INFORMATION GIVEN:
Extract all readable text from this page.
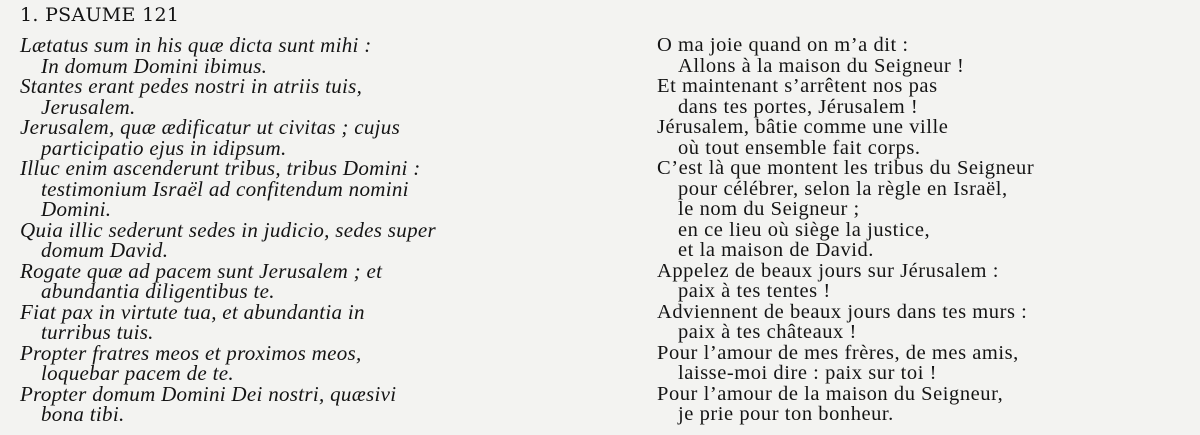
1. PSAUME 121
Lætatus sum in his quæ dicta sunt mihi :
In domum Domini ibimus.
Stantes erant pedes nostri in atriis tuis,
Jerusalem.
Jerusalem, quæ ædificatur ut civitas ; cujus
participatio ejus in idipsum.
Illuc enim ascenderunt tribus, tribus Domini :
testimonium Israël ad confitendum nomini
Domini.
Quia illic sederunt sedes in judicio, sedes super
domum David.
Rogate quæ ad pacem sunt Jerusalem ; et
abundantia diligentibus te.
Fiat pax in virtute tua, et abundantia in
turribus tuis.
Propter fratres meos et proximos meos,
loquebar pacem de te.
Propter domum Domini Dei nostri, quæsivi
bona tibi.
O ma joie quand on m’a dit :
Allons à la maison du Seigneur !
Et maintenant s’arrêtent nos pas
dans tes portes, Jérusalem !
Jérusalem, bâtie comme une ville
où tout ensemble fait corps.
C’est là que montent les tribus du Seigneur
pour célébrer, selon la règle en Israël,
le nom du Seigneur ;
en ce lieu où siège la justice,
et la maison de David.
Appelez de beaux jours sur Jérusalem :
paix à tes tentes !
Adviennent de beaux jours dans tes murs :
paix à tes châteaux !
Pour l’amour de mes frères, de mes amis,
laisse-moi dire : paix sur toi !
Pour l’amour de la maison du Seigneur,
je prie pour ton bonheur.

INSTRUCTIONS FOR THE TASK: Using the listing above, gather each line that holds the string "Propter" and copy it.

ANSWER TO THE PROBLEM:
Propter fratres meos et proximos meos,
Propter domum Domini Dei nostri, quæsivi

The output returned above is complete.